━━━ The records ━━━

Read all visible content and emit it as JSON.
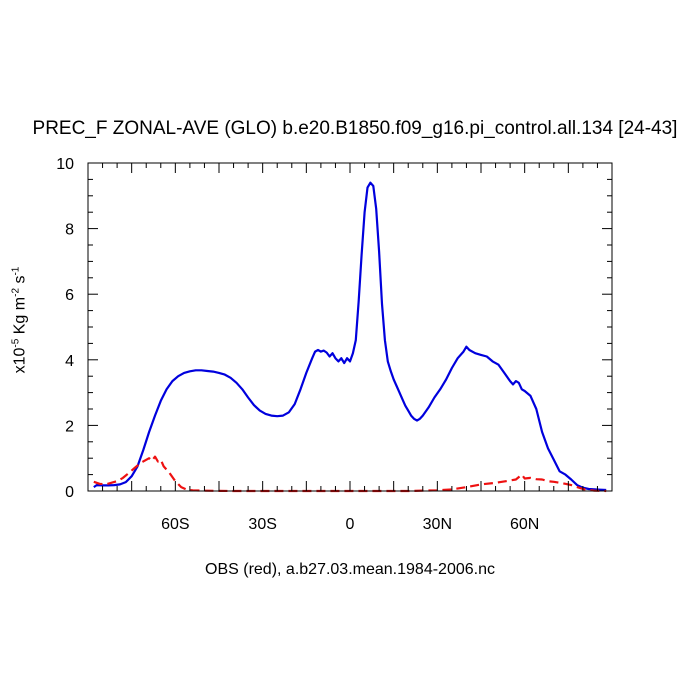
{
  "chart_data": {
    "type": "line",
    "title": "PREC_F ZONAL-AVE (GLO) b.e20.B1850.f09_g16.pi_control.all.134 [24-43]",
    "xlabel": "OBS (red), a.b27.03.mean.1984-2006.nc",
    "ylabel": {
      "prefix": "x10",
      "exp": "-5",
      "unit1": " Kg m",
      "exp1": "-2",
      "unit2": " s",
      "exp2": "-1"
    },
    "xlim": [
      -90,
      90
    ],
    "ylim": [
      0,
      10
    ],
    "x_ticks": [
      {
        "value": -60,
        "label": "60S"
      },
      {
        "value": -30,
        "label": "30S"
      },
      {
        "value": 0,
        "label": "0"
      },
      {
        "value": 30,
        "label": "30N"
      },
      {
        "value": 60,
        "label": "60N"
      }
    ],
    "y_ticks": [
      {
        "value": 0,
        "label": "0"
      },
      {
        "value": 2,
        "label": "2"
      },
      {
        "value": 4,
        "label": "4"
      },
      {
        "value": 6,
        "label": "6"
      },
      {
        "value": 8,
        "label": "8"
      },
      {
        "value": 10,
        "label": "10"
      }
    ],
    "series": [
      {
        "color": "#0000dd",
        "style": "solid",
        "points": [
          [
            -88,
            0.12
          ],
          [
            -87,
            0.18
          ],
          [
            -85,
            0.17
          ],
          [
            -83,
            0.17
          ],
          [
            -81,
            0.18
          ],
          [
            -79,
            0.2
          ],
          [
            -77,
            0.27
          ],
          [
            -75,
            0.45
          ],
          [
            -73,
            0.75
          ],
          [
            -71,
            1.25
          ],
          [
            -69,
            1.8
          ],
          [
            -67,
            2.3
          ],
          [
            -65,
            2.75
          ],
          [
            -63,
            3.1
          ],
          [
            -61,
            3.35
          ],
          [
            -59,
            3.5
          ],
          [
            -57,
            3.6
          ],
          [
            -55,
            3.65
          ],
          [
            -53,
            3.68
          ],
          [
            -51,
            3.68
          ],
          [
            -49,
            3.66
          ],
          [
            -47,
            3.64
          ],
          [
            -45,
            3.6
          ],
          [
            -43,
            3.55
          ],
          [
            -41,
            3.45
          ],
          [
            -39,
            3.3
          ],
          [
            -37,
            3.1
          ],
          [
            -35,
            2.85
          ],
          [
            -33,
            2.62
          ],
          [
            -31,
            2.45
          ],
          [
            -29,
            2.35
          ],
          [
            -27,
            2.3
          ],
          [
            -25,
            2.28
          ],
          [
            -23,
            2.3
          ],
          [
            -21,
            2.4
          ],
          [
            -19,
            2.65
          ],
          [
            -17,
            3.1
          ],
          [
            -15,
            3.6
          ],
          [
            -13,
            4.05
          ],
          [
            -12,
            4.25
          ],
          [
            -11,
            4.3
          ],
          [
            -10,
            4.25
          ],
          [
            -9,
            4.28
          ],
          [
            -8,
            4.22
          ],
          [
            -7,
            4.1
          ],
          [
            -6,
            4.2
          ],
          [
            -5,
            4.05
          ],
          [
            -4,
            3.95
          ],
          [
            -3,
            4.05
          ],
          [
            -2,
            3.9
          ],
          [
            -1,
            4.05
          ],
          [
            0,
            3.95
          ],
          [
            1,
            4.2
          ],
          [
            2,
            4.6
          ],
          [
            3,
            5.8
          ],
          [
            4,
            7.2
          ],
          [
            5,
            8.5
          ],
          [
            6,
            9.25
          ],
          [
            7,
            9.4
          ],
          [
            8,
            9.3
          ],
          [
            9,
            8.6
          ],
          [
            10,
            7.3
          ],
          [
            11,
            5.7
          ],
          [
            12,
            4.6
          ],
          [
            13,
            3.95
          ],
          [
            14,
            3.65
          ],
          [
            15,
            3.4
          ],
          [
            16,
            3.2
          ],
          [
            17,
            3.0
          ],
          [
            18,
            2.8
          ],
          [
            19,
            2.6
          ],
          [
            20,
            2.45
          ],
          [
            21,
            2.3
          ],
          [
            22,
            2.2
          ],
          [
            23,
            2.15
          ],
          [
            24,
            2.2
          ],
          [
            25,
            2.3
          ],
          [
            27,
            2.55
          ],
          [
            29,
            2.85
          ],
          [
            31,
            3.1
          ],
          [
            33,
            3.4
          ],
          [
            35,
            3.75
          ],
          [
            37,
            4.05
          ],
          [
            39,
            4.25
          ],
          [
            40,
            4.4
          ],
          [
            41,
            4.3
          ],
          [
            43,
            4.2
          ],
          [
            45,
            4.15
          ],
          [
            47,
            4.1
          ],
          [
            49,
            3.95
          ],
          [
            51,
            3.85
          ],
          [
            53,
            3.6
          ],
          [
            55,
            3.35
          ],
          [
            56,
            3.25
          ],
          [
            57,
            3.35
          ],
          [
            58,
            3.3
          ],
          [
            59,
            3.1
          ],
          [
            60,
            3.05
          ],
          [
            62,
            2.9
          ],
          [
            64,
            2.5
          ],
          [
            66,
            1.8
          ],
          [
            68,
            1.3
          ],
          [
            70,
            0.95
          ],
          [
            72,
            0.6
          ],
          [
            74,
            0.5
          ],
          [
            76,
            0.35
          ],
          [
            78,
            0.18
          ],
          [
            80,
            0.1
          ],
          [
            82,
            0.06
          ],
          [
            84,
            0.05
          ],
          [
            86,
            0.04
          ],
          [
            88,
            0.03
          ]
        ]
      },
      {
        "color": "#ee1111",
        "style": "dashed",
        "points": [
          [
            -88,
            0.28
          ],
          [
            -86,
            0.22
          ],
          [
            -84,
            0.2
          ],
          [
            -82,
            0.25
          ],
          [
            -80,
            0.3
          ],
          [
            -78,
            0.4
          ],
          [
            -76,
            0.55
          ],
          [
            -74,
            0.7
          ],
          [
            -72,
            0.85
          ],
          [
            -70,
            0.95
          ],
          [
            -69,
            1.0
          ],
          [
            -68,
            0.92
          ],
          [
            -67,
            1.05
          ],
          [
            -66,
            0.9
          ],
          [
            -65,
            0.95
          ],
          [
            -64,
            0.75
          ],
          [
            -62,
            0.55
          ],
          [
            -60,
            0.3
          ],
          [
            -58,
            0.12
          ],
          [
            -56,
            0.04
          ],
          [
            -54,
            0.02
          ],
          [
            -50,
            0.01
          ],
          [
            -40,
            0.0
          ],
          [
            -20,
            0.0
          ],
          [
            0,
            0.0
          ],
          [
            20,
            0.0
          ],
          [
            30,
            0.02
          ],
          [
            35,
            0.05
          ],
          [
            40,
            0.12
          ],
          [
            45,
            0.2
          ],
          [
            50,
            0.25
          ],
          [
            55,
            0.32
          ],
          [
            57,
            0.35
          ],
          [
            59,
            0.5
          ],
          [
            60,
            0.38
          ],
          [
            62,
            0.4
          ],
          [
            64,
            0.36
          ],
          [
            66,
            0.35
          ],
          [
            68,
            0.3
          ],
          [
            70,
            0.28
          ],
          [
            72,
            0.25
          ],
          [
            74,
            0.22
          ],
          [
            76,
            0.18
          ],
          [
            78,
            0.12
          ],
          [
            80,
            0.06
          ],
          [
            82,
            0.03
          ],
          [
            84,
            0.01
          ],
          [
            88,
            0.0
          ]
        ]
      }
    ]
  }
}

━━━

What you need to do
Copy out every line of the material above exactly, skipping the pictures.

Problem solution
Read all visible content and emit it as JSON.
{
  "chart_data": {
    "type": "line",
    "title": "PREC_F ZONAL-AVE (GLO) b.e20.B1850.f09_g16.pi_control.all.134 [24-43]",
    "xlabel": "OBS (red), a.b27.03.mean.1984-2006.nc",
    "ylabel": {
      "prefix": "x10",
      "exp": "-5",
      "unit1": " Kg m",
      "exp1": "-2",
      "unit2": " s",
      "exp2": "-1"
    },
    "xlim": [
      -90,
      90
    ],
    "ylim": [
      0,
      10
    ],
    "x_ticks": [
      {
        "value": -60,
        "label": "60S"
      },
      {
        "value": -30,
        "label": "30S"
      },
      {
        "value": 0,
        "label": "0"
      },
      {
        "value": 30,
        "label": "30N"
      },
      {
        "value": 60,
        "label": "60N"
      }
    ],
    "y_ticks": [
      {
        "value": 0,
        "label": "0"
      },
      {
        "value": 2,
        "label": "2"
      },
      {
        "value": 4,
        "label": "4"
      },
      {
        "value": 6,
        "label": "6"
      },
      {
        "value": 8,
        "label": "8"
      },
      {
        "value": 10,
        "label": "10"
      }
    ],
    "series": [
      {
        "color": "#0000dd",
        "style": "solid",
        "points": [
          [
            -88,
            0.12
          ],
          [
            -87,
            0.18
          ],
          [
            -85,
            0.17
          ],
          [
            -83,
            0.17
          ],
          [
            -81,
            0.18
          ],
          [
            -79,
            0.2
          ],
          [
            -77,
            0.27
          ],
          [
            -75,
            0.45
          ],
          [
            -73,
            0.75
          ],
          [
            -71,
            1.25
          ],
          [
            -69,
            1.8
          ],
          [
            -67,
            2.3
          ],
          [
            -65,
            2.75
          ],
          [
            -63,
            3.1
          ],
          [
            -61,
            3.35
          ],
          [
            -59,
            3.5
          ],
          [
            -57,
            3.6
          ],
          [
            -55,
            3.65
          ],
          [
            -53,
            3.68
          ],
          [
            -51,
            3.68
          ],
          [
            -49,
            3.66
          ],
          [
            -47,
            3.64
          ],
          [
            -45,
            3.6
          ],
          [
            -43,
            3.55
          ],
          [
            -41,
            3.45
          ],
          [
            -39,
            3.3
          ],
          [
            -37,
            3.1
          ],
          [
            -35,
            2.85
          ],
          [
            -33,
            2.62
          ],
          [
            -31,
            2.45
          ],
          [
            -29,
            2.35
          ],
          [
            -27,
            2.3
          ],
          [
            -25,
            2.28
          ],
          [
            -23,
            2.3
          ],
          [
            -21,
            2.4
          ],
          [
            -19,
            2.65
          ],
          [
            -17,
            3.1
          ],
          [
            -15,
            3.6
          ],
          [
            -13,
            4.05
          ],
          [
            -12,
            4.25
          ],
          [
            -11,
            4.3
          ],
          [
            -10,
            4.25
          ],
          [
            -9,
            4.28
          ],
          [
            -8,
            4.22
          ],
          [
            -7,
            4.1
          ],
          [
            -6,
            4.2
          ],
          [
            -5,
            4.05
          ],
          [
            -4,
            3.95
          ],
          [
            -3,
            4.05
          ],
          [
            -2,
            3.9
          ],
          [
            -1,
            4.05
          ],
          [
            0,
            3.95
          ],
          [
            1,
            4.2
          ],
          [
            2,
            4.6
          ],
          [
            3,
            5.8
          ],
          [
            4,
            7.2
          ],
          [
            5,
            8.5
          ],
          [
            6,
            9.25
          ],
          [
            7,
            9.4
          ],
          [
            8,
            9.3
          ],
          [
            9,
            8.6
          ],
          [
            10,
            7.3
          ],
          [
            11,
            5.7
          ],
          [
            12,
            4.6
          ],
          [
            13,
            3.95
          ],
          [
            14,
            3.65
          ],
          [
            15,
            3.4
          ],
          [
            16,
            3.2
          ],
          [
            17,
            3.0
          ],
          [
            18,
            2.8
          ],
          [
            19,
            2.6
          ],
          [
            20,
            2.45
          ],
          [
            21,
            2.3
          ],
          [
            22,
            2.2
          ],
          [
            23,
            2.15
          ],
          [
            24,
            2.2
          ],
          [
            25,
            2.3
          ],
          [
            27,
            2.55
          ],
          [
            29,
            2.85
          ],
          [
            31,
            3.1
          ],
          [
            33,
            3.4
          ],
          [
            35,
            3.75
          ],
          [
            37,
            4.05
          ],
          [
            39,
            4.25
          ],
          [
            40,
            4.4
          ],
          [
            41,
            4.3
          ],
          [
            43,
            4.2
          ],
          [
            45,
            4.15
          ],
          [
            47,
            4.1
          ],
          [
            49,
            3.95
          ],
          [
            51,
            3.85
          ],
          [
            53,
            3.6
          ],
          [
            55,
            3.35
          ],
          [
            56,
            3.25
          ],
          [
            57,
            3.35
          ],
          [
            58,
            3.3
          ],
          [
            59,
            3.1
          ],
          [
            60,
            3.05
          ],
          [
            62,
            2.9
          ],
          [
            64,
            2.5
          ],
          [
            66,
            1.8
          ],
          [
            68,
            1.3
          ],
          [
            70,
            0.95
          ],
          [
            72,
            0.6
          ],
          [
            74,
            0.5
          ],
          [
            76,
            0.35
          ],
          [
            78,
            0.18
          ],
          [
            80,
            0.1
          ],
          [
            82,
            0.06
          ],
          [
            84,
            0.05
          ],
          [
            86,
            0.04
          ],
          [
            88,
            0.03
          ]
        ]
      },
      {
        "color": "#ee1111",
        "style": "dashed",
        "points": [
          [
            -88,
            0.28
          ],
          [
            -86,
            0.22
          ],
          [
            -84,
            0.2
          ],
          [
            -82,
            0.25
          ],
          [
            -80,
            0.3
          ],
          [
            -78,
            0.4
          ],
          [
            -76,
            0.55
          ],
          [
            -74,
            0.7
          ],
          [
            -72,
            0.85
          ],
          [
            -70,
            0.95
          ],
          [
            -69,
            1.0
          ],
          [
            -68,
            0.92
          ],
          [
            -67,
            1.05
          ],
          [
            -66,
            0.9
          ],
          [
            -65,
            0.95
          ],
          [
            -64,
            0.75
          ],
          [
            -62,
            0.55
          ],
          [
            -60,
            0.3
          ],
          [
            -58,
            0.12
          ],
          [
            -56,
            0.04
          ],
          [
            -54,
            0.02
          ],
          [
            -50,
            0.01
          ],
          [
            -40,
            0.0
          ],
          [
            -20,
            0.0
          ],
          [
            0,
            0.0
          ],
          [
            20,
            0.0
          ],
          [
            30,
            0.02
          ],
          [
            35,
            0.05
          ],
          [
            40,
            0.12
          ],
          [
            45,
            0.2
          ],
          [
            50,
            0.25
          ],
          [
            55,
            0.32
          ],
          [
            57,
            0.35
          ],
          [
            59,
            0.5
          ],
          [
            60,
            0.38
          ],
          [
            62,
            0.4
          ],
          [
            64,
            0.36
          ],
          [
            66,
            0.35
          ],
          [
            68,
            0.3
          ],
          [
            70,
            0.28
          ],
          [
            72,
            0.25
          ],
          [
            74,
            0.22
          ],
          [
            76,
            0.18
          ],
          [
            78,
            0.12
          ],
          [
            80,
            0.06
          ],
          [
            82,
            0.03
          ],
          [
            84,
            0.01
          ],
          [
            88,
            0.0
          ]
        ]
      }
    ]
  }
}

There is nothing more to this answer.